GIVEN EXERCISE: Every line holding the string "right" should be gathered.

Collected data entries:
##########
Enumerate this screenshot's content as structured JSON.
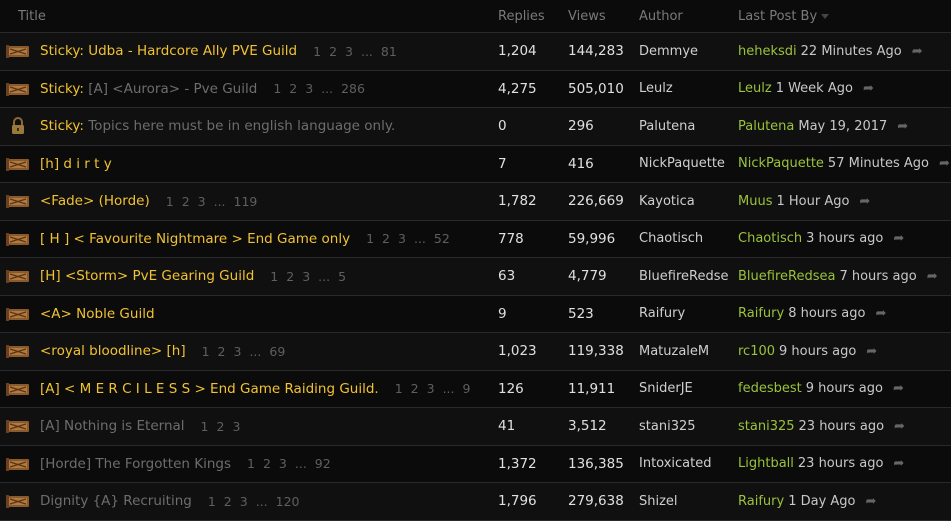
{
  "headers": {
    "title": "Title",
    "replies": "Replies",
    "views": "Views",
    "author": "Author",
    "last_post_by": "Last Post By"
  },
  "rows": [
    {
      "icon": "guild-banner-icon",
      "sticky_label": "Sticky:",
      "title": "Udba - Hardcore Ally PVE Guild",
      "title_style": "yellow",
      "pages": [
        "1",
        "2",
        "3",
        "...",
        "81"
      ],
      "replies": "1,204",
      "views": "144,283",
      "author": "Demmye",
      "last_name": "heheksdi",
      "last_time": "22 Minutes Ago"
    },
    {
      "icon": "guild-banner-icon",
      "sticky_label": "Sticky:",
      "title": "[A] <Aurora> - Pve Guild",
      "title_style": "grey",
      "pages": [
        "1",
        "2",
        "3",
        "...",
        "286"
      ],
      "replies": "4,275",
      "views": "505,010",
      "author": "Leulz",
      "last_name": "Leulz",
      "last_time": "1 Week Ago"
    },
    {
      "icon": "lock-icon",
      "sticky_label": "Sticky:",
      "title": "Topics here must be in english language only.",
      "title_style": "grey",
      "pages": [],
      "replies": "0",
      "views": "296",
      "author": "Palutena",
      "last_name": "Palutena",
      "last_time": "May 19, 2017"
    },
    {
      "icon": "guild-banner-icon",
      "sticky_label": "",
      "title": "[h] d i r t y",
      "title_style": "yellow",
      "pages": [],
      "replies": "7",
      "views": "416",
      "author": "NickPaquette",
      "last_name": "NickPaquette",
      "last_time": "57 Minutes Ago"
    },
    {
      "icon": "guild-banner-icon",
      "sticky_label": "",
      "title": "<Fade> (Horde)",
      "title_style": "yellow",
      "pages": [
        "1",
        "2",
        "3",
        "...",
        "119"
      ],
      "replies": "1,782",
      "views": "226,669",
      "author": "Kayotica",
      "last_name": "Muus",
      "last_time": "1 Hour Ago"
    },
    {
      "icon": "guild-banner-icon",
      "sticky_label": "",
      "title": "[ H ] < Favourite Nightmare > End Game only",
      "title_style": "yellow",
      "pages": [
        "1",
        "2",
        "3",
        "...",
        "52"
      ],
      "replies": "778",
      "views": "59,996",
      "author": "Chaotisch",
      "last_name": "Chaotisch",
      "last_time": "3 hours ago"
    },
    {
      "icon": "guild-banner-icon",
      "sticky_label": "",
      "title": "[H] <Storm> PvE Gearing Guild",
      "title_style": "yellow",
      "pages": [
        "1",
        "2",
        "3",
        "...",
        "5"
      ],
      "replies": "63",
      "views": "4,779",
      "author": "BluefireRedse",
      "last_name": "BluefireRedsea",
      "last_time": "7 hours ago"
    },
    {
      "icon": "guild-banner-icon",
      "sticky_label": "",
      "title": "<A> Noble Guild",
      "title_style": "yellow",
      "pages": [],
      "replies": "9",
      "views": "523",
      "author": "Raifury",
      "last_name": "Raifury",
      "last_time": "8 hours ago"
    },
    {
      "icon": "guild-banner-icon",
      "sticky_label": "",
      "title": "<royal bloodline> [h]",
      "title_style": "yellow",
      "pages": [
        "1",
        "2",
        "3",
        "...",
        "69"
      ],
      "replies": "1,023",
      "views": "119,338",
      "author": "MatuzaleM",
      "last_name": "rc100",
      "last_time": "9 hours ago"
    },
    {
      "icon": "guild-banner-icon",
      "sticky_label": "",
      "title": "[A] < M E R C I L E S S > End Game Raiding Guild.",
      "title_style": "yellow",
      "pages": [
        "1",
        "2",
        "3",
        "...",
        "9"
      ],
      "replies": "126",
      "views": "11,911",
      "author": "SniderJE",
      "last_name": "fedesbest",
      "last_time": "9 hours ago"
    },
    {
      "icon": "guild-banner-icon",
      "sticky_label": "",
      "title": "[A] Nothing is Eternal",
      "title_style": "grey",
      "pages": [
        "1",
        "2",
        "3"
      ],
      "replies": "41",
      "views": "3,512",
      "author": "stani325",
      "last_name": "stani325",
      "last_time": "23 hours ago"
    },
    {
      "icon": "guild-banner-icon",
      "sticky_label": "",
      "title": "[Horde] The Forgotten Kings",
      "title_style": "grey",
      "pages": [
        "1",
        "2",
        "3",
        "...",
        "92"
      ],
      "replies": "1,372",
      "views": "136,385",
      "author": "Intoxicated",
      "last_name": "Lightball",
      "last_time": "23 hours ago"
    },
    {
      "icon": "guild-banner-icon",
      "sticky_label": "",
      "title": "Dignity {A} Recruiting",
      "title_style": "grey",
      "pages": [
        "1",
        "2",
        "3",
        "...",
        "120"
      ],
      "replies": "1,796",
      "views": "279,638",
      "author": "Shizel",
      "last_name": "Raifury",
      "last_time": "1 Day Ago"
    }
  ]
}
##########
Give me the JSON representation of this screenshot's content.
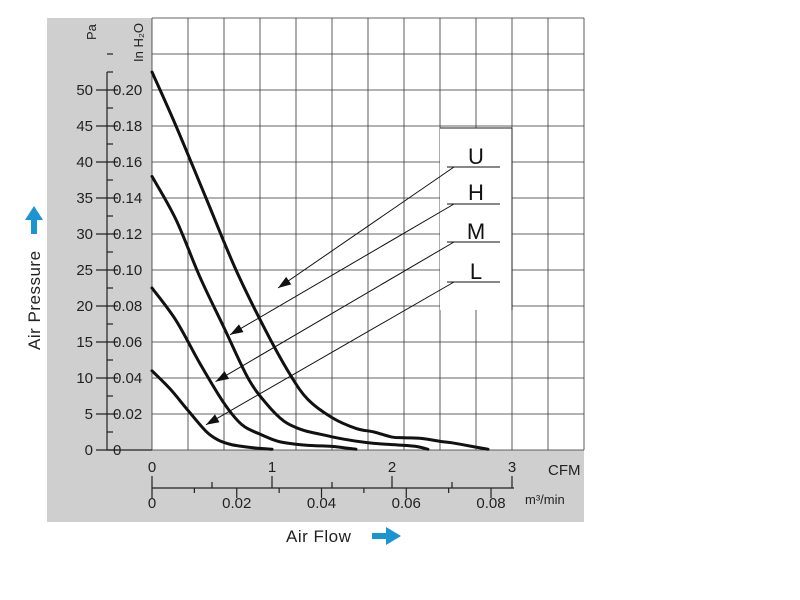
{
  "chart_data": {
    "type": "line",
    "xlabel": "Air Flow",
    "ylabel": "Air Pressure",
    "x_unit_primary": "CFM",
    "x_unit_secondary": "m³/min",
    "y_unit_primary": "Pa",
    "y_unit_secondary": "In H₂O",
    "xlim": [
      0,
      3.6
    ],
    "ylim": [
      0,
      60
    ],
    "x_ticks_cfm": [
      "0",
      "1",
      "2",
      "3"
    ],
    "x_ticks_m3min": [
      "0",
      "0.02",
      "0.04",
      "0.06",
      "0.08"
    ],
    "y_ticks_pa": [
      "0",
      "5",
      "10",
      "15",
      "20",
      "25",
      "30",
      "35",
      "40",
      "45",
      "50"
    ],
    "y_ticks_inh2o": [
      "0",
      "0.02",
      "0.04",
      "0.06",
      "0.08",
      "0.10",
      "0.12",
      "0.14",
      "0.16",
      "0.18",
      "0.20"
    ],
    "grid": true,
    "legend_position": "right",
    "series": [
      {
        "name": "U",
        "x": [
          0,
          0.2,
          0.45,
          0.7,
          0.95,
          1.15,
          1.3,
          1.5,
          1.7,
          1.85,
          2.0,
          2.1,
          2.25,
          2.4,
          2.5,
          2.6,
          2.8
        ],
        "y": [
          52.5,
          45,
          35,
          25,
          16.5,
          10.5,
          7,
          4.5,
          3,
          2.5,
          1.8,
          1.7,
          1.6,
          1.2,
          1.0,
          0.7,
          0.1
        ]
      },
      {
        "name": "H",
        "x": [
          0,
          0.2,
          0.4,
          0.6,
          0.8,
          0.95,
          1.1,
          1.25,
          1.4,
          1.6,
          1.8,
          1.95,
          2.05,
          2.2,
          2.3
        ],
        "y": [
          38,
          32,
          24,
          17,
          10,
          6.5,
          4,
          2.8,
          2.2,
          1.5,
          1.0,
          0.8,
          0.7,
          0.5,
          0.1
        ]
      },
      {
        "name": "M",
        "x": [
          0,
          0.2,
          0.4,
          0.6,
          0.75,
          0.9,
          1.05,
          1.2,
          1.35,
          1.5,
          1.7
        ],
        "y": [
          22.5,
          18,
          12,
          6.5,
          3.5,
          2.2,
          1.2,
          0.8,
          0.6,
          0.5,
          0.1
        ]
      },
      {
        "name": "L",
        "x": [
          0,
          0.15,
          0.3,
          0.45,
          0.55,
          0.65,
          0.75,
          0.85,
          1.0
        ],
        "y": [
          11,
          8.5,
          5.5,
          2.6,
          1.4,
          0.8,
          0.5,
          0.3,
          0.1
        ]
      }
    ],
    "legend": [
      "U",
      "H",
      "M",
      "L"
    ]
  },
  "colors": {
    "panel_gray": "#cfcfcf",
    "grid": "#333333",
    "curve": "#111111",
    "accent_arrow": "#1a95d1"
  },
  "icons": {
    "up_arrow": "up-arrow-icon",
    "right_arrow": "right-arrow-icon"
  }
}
##########
RESPONSE TO THIS TASK:
    "legend_position": "right",
    "right_arrow": "right-arrow-icon"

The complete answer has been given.